Text »
Marcel Ophuls’s ‘Memory of Justice, ’ No Longer Just a Memory

Mike Hale 04/21/2017

Marcel Ophuls says that “The Memory of Justice” is his best movie. This catches your attention, given that another movie he directed, “The Sorrow and the Pity,” might be the best documentary ever made.

“I think it’s the most personal and sincere work I’ve ever done,” he said recently about “The Memory of Justice,” a four­and­a­half­hour examination of war crimes and guilt from 1976 that focused on the Nuremberg trials and the Vietnam War. “And it disappeared.”

The film’s history is a drama in itself, part thriller, part tragedy. It involves an American Army base, the late­night pilfering of film canisters, a screening that left Mike Nichols in tears and a fatal review. The long final act ends in redemption at the hands of Martin Scorsese (among others) and includes the film’s long­delayed television premiere, on HBO2 on Monday, April 24.

This is the story according to the 89-­year- old Mr. Ophuls, anyway, and he tells it — by phone recently from his home in Southern France — very convincingly, with frequent bouts of wheezing laughter.

The son of Max Ophuls, the great German director of romantic melodramas (“La Ronde”), Mr. Ophuls tried fiction filmmaking with mixed results and moved into nonfiction to find work. “It all has to do with groceries,” he said. “Not so much with cinema.”

The need to put groceries on the table eventually resulted in “The Sorrow and the Pity,” the hugely influential 1971 film about collaboration in Vichy France. A few years later Mr. Ophuls learned that 50 hours of raw footage of the Nuremberg trials, shot by the United States Army Signal Corps, were stored at a Maryland base. He gained access and started viewing the reels, which had to be hand-­rolled. Every so often he broke the film, irritating his Army minders.

Goal »
Pick up the article about Marcel Ophuls and "The Memory of Justice" after its last sentence and continue writing it.

Saved entries »
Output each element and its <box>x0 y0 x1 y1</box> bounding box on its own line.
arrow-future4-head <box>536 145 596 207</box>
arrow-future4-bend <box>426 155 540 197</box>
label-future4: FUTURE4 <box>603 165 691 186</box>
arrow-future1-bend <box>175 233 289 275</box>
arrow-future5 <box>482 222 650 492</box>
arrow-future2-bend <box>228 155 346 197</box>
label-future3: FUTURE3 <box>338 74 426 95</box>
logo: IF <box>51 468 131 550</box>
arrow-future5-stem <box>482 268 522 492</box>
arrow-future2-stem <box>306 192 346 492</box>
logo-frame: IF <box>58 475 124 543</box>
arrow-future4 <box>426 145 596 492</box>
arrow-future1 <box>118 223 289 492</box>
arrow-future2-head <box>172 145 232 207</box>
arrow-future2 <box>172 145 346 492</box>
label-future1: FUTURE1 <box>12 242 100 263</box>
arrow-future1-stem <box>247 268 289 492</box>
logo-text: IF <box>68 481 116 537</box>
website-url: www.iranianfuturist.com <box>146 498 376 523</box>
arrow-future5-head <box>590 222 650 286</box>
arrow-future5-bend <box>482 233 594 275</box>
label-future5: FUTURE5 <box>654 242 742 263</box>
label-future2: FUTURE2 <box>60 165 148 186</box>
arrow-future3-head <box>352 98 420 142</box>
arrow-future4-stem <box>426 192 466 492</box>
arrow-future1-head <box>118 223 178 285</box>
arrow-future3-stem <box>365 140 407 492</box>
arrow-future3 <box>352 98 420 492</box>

Exercise response »
The documentary he made using that footage was wide­-ranging and open-ended, not just a history of the trials, though it incorporated that. Tackling the questions of national and individual culpability and guilt, Mr. Ophuls interviewed American conscientious objectors and whistle­blowers (like Daniel Ellsberg), French veterans of Algeria and many Germans, from surviving Nuremberg defendants like Albert Speer to college students born after the war. He also put himself in the movie. With his family, and again with his film students at Princeton, he discussed the documentary’s themes and posed questions to his wife, the daughter of a German veteran.

Not all of the producers, a mix of British and German backers, were happy with the results. There were complaints about the film’s length and some brief nudity, Mr. Ophuls said, and requests that more focus be put on Russian actions during World War II and American actions in Vietnam. With the editing nearly complete, an acrimonious meeting at the Ritz bar in London resulted — depending on whose account you believe — in Mr. Ophuls either being fired (his version) or walking away.

Barred from his own project, he retreated to Princeton. But then the plot turned. Two women who had worked on the film with him hid in the restroom of the London editing suite and sneaked away with a black­and­white work print of his original edit.

It made its way to New York, where supporters — including Hamilton Fish, the future publisher and social activist, then a recent Harvard graduate — screened it for other filmmakers and critics, including Frank Rich and David Denby. Mr. Denby wrote an article about the situation in 1975 for The New York Times. Mr. Nichols sat motionless for eight hours (with reel changes) and then said to Mr. Fish, ‘So what can I do?’”

With endorsements like that, and the financial backing of Paramount, Mr. Fish was able to negotiate Mr. Ophuls’s return and to see that the film was completed the way its director wished. “An injury had been done to something of great cultural and historical significance,” Mr. Fish said in a recent interview. But it had been healed.

“The Memory of Justice” played at the 1976 Cannes and New York film festivals and received good reviews, including raves from Mr. Rich in The New York Post and Vincent Canby in The Times. But Pauline Kael, a champion of “The Sorrow and the Pity” and the most influential film critic of the time, panned the documentary in The New Yorker. “Striving for complexity,” she wrote, “Ophuls extended his inquiry in so many directions he lost his subject.”

“Who else could get the people to see a five-­hour documentary?” Mr. Ophuls said. “It folded after six or seven weeks and hasn’t been heard since.”

Mr. Fish, as a producer, saw things differently — he said that for a film of its type, in the days before specialty distributors had taken off, the commercial release was successful, and he discounted the influence of Kael’s review. But he agreed that “The Memory of Justice” faded out of sight after 1976. “It just was too difficult to keep in play,” he said.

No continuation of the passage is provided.